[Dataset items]
::::::
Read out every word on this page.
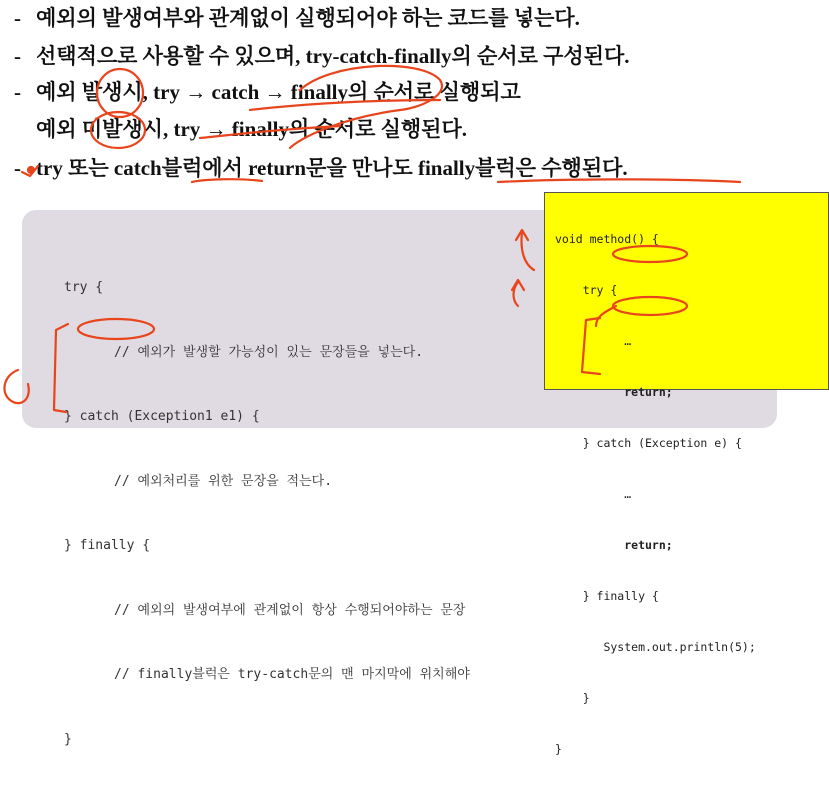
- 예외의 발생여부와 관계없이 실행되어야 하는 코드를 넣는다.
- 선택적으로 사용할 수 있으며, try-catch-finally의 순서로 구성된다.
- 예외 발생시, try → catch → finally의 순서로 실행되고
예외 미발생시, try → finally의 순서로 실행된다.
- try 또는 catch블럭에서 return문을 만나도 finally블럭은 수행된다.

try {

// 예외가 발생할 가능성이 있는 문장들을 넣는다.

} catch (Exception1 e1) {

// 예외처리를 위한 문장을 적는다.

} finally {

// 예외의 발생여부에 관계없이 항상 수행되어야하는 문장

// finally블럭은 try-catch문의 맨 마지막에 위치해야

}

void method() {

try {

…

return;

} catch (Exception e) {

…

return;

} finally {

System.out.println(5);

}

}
::::::
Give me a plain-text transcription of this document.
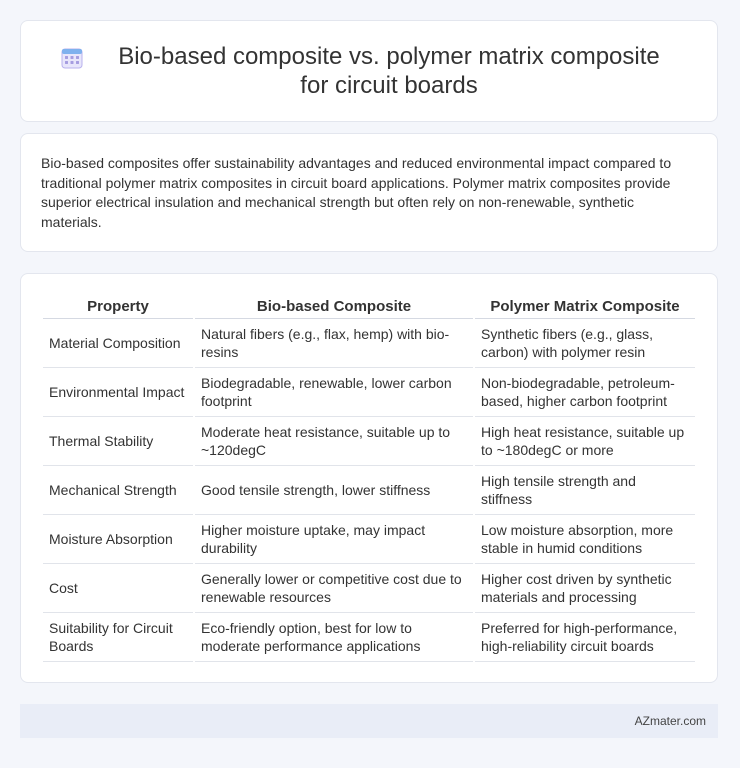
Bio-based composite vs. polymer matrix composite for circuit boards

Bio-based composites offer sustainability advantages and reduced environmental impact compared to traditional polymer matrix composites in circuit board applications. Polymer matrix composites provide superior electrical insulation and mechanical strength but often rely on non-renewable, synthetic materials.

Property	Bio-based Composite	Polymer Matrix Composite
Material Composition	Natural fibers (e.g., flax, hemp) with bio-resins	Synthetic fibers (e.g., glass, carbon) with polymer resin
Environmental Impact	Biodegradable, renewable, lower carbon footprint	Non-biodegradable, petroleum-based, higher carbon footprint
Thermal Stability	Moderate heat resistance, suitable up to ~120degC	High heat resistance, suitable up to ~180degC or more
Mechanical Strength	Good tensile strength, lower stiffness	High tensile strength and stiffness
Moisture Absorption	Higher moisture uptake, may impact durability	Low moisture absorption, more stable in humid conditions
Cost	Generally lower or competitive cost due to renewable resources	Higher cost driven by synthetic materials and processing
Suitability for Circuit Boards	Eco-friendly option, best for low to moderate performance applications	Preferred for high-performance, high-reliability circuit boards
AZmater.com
::::::
**What you will do**
Copy out every line of the listing that contains the string "finally의".

**Written answer**
- 선택적으로 사용할 수 있으며, try-catch-finally의 순서로 구성된다.
- 예외 발생시, try → catch → finally의 순서로 실행되고
예외 미발생시, try → finally의 순서로 실행된다.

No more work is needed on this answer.